**Requirement**
Whatever appears in the records, write it out again exactly.

↓↓↓

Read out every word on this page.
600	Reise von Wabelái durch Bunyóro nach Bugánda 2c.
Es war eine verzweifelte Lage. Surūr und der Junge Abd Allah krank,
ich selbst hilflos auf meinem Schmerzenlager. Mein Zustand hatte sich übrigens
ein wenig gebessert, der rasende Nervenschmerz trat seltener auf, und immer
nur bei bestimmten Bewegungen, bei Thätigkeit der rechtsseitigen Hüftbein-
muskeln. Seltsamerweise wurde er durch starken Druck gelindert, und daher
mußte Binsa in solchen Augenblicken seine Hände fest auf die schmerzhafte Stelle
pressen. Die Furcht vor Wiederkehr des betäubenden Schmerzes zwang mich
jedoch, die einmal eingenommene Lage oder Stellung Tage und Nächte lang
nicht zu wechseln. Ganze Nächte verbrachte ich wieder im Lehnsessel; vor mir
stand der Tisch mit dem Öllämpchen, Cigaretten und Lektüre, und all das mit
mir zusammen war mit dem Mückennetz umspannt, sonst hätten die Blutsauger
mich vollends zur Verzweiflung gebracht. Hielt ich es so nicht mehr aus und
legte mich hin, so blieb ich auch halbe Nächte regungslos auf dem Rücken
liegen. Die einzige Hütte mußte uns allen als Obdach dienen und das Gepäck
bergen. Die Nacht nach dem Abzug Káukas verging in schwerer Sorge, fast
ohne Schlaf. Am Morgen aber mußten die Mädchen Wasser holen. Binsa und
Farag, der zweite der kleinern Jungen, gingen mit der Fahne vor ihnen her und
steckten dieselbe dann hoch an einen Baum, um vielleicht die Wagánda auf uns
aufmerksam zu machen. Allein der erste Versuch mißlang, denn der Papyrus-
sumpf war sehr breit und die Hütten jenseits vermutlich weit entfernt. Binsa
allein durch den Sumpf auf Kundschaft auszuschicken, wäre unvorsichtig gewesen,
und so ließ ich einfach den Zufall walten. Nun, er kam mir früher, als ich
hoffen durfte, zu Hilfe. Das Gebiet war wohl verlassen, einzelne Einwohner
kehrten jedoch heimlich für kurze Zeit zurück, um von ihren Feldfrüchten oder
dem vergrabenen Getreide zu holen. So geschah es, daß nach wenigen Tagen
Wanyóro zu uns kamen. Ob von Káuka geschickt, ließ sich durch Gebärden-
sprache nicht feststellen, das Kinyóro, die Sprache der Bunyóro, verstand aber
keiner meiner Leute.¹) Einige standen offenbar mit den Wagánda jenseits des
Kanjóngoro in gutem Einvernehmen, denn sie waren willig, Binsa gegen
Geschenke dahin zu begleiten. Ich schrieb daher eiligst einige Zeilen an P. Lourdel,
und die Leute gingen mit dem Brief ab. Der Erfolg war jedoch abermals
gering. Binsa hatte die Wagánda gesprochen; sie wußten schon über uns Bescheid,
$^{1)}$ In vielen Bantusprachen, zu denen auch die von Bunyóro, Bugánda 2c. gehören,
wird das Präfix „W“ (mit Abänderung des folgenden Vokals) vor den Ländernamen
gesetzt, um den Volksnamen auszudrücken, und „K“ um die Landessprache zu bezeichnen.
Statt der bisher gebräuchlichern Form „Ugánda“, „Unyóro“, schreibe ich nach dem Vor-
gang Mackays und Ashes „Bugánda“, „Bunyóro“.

↑↑↑

**Answer to the problem**
Read out every word on this page.
600	Reise von Wabelái durch Bunyóro nach Bugánda 2c.
Es war eine verzweifelte Lage. Surūr und der Junge Abd Allah krank,
ich selbst hilflos auf meinem Schmerzenlager. Mein Zustand hatte sich übrigens
ein wenig gebessert, der rasende Nervenschmerz trat seltener auf, und immer
nur bei bestimmten Bewegungen, bei Thätigkeit der rechtsseitigen Hüftbein-
muskeln. Seltsamerweise wurde er durch starken Druck gelindert, und daher
mußte Binsa in solchen Augenblicken seine Hände fest auf die schmerzhafte Stelle
pressen. Die Furcht vor Wiederkehr des betäubenden Schmerzes zwang mich
jedoch, die einmal eingenommene Lage oder Stellung Tage und Nächte lang
nicht zu wechseln. Ganze Nächte verbrachte ich wieder im Lehnsessel; vor mir
stand der Tisch mit dem Öllämpchen, Cigaretten und Lektüre, und all das mit
mir zusammen war mit dem Mückennetz umspannt, sonst hätten die Blutsauger
mich vollends zur Verzweiflung gebracht. Hielt ich es so nicht mehr aus und
legte mich hin, so blieb ich auch halbe Nächte regungslos auf dem Rücken
liegen. Die einzige Hütte mußte uns allen als Obdach dienen und das Gepäck
bergen. Die Nacht nach dem Abzug Káukas verging in schwerer Sorge, fast
ohne Schlaf. Am Morgen aber mußten die Mädchen Wasser holen. Binsa und
Farag, der zweite der kleinern Jungen, gingen mit der Fahne vor ihnen her und
steckten dieselbe dann hoch an einen Baum, um vielleicht die Wagánda auf uns
aufmerksam zu machen. Allein der erste Versuch mißlang, denn der Papyrus-
sumpf war sehr breit und die Hütten jenseits vermutlich weit entfernt. Binsa
allein durch den Sumpf auf Kundschaft auszuschicken, wäre unvorsichtig gewesen,
und so ließ ich einfach den Zufall walten. Nun, er kam mir früher, als ich
hoffen durfte, zu Hilfe. Das Gebiet war wohl verlassen, einzelne Einwohner
kehrten jedoch heimlich für kurze Zeit zurück, um von ihren Feldfrüchten oder
dem vergrabenen Getreide zu holen. So geschah es, daß nach wenigen Tagen
Wanyóro zu uns kamen. Ob von Káuka geschickt, ließ sich durch Gebärden-
sprache nicht feststellen, das Kinyóro, die Sprache der Bunyóro, verstand aber
keiner meiner Leute.¹) Einige standen offenbar mit den Wagánda jenseits des
Kanjóngoro in gutem Einvernehmen, denn sie waren willig, Binsa gegen
Geschenke dahin zu begleiten. Ich schrieb daher eiligst einige Zeilen an P. Lourdel,
und die Leute gingen mit dem Brief ab. Der Erfolg war jedoch abermals
gering. Binsa hatte die Wagánda gesprochen; sie wußten schon über uns Bescheid,
$^{1)}$ In vielen Bantusprachen, zu denen auch die von Bunyóro, Bugánda 2c. gehören,
wird das Präfix „W“ (mit Abänderung des folgenden Vokals) vor den Ländernamen
gesetzt, um den Volksnamen auszudrücken, und „K“ um die Landessprache zu bezeichnen.
Statt der bisher gebräuchlichern Form „Ugánda“, „Unyóro“, schreibe ich nach dem Vor-
gang Mackays und Ashes „Bugánda“, „Bunyóro“.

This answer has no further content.